» **Task description**:
Copy out the data below verbatim.

● ● ● ●

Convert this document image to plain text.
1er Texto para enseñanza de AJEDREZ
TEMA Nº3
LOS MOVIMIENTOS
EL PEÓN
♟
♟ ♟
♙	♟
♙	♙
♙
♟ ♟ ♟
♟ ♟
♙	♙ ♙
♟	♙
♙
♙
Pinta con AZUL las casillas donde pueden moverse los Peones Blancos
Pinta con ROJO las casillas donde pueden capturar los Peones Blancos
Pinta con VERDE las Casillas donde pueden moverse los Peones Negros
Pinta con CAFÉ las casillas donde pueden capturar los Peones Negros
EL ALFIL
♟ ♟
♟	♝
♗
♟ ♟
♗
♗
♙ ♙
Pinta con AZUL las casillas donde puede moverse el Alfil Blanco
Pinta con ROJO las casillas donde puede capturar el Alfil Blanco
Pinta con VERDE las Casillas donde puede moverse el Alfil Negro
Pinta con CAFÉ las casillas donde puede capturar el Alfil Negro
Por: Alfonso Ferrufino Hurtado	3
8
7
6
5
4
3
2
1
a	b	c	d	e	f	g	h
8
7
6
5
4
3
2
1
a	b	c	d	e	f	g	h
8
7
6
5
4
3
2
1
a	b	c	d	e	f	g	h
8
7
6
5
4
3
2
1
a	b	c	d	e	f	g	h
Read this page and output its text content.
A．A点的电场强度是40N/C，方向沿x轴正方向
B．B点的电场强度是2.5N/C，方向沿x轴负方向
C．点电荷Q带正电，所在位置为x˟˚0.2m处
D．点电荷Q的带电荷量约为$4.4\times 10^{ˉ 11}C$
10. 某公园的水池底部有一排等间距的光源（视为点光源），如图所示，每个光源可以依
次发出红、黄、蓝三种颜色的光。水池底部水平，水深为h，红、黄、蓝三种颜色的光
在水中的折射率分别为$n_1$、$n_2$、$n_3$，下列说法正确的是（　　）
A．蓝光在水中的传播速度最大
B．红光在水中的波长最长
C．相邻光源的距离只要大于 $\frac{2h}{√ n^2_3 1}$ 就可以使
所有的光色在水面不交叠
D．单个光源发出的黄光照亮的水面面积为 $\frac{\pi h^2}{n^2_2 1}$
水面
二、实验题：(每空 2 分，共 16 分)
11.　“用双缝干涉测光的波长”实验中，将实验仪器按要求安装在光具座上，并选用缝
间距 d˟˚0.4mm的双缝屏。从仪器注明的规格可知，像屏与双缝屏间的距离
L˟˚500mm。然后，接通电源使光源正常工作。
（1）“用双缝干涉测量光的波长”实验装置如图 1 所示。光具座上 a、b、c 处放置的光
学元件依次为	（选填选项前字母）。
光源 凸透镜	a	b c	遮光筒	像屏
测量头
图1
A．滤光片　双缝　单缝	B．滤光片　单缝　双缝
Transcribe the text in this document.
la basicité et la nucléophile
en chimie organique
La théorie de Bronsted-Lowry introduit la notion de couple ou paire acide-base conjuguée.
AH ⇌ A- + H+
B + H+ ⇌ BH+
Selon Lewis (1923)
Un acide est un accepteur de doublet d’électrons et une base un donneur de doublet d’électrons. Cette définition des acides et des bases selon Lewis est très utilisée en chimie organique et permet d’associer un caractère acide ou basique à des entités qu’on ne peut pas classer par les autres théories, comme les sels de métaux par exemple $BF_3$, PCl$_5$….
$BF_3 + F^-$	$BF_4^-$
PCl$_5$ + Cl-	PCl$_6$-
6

● ● ● ●

» **Response to this task**:
Convert this document image to plain text.
1er Texto para enseñanza de AJEDREZ
TEMA Nº3
LOS MOVIMIENTOS
EL PEÓN
♟
♟ ♟
♙	♟
♙	♙
♙
♟ ♟ ♟
♟ ♟
♙	♙ ♙
♟	♙
♙
♙
Pinta con AZUL las casillas donde pueden moverse los Peones Blancos
Pinta con ROJO las casillas donde pueden capturar los Peones Blancos
Pinta con VERDE las Casillas donde pueden moverse los Peones Negros
Pinta con CAFÉ las casillas donde pueden capturar los Peones Negros
EL ALFIL
♟ ♟
♟	♝
♗
♟ ♟
♗
♗
♙ ♙
Pinta con AZUL las casillas donde puede moverse el Alfil Blanco
Pinta con ROJO las casillas donde puede capturar el Alfil Blanco
Pinta con VERDE las Casillas donde puede moverse el Alfil Negro
Pinta con CAFÉ las casillas donde puede capturar el Alfil Negro
Por: Alfonso Ferrufino Hurtado	3
8
7
6
5
4
3
2
1
a	b	c	d	e	f	g	h
8
7
6
5
4
3
2
1
a	b	c	d	e	f	g	h
8
7
6
5
4
3
2
1
a	b	c	d	e	f	g	h
8
7
6
5
4
3
2
1
a	b	c	d	e	f	g	h
Read this page and output its text content.
A．A点的电场强度是40N/C，方向沿x轴正方向
B．B点的电场强度是2.5N/C，方向沿x轴负方向
C．点电荷Q带正电，所在位置为x˟˚0.2m处
D．点电荷Q的带电荷量约为$4.4\times 10^{ˉ 11}C$
10. 某公园的水池底部有一排等间距的光源（视为点光源），如图所示，每个光源可以依
次发出红、黄、蓝三种颜色的光。水池底部水平，水深为h，红、黄、蓝三种颜色的光
在水中的折射率分别为$n_1$、$n_2$、$n_3$，下列说法正确的是（　　）
A．蓝光在水中的传播速度最大
B．红光在水中的波长最长
C．相邻光源的距离只要大于 $\frac{2h}{√ n^2_3 1}$ 就可以使
所有的光色在水面不交叠
D．单个光源发出的黄光照亮的水面面积为 $\frac{\pi h^2}{n^2_2 1}$
水面
二、实验题：(每空 2 分，共 16 分)
11.　“用双缝干涉测光的波长”实验中，将实验仪器按要求安装在光具座上，并选用缝
间距 d˟˚0.4mm的双缝屏。从仪器注明的规格可知，像屏与双缝屏间的距离
L˟˚500mm。然后，接通电源使光源正常工作。
（1）“用双缝干涉测量光的波长”实验装置如图 1 所示。光具座上 a、b、c 处放置的光
学元件依次为	（选填选项前字母）。
光源 凸透镜	a	b c	遮光筒	像屏
测量头
图1
A．滤光片　双缝　单缝	B．滤光片　单缝　双缝
Transcribe the text in this document.
la basicité et la nucléophile
en chimie organique
La théorie de Bronsted-Lowry introduit la notion de couple ou paire acide-base conjuguée.
AH ⇌ A- + H+
B + H+ ⇌ BH+
Selon Lewis (1923)
Un acide est un accepteur de doublet d’électrons et une base un donneur de doublet d’électrons. Cette définition des acides et des bases selon Lewis est très utilisée en chimie organique et permet d’associer un caractère acide ou basique à des entités qu’on ne peut pas classer par les autres théories, comme les sels de métaux par exemple $BF_3$, PCl$_5$….
$BF_3 + F^-$	$BF_4^-$
PCl$_5$ + Cl-	PCl$_6$-
6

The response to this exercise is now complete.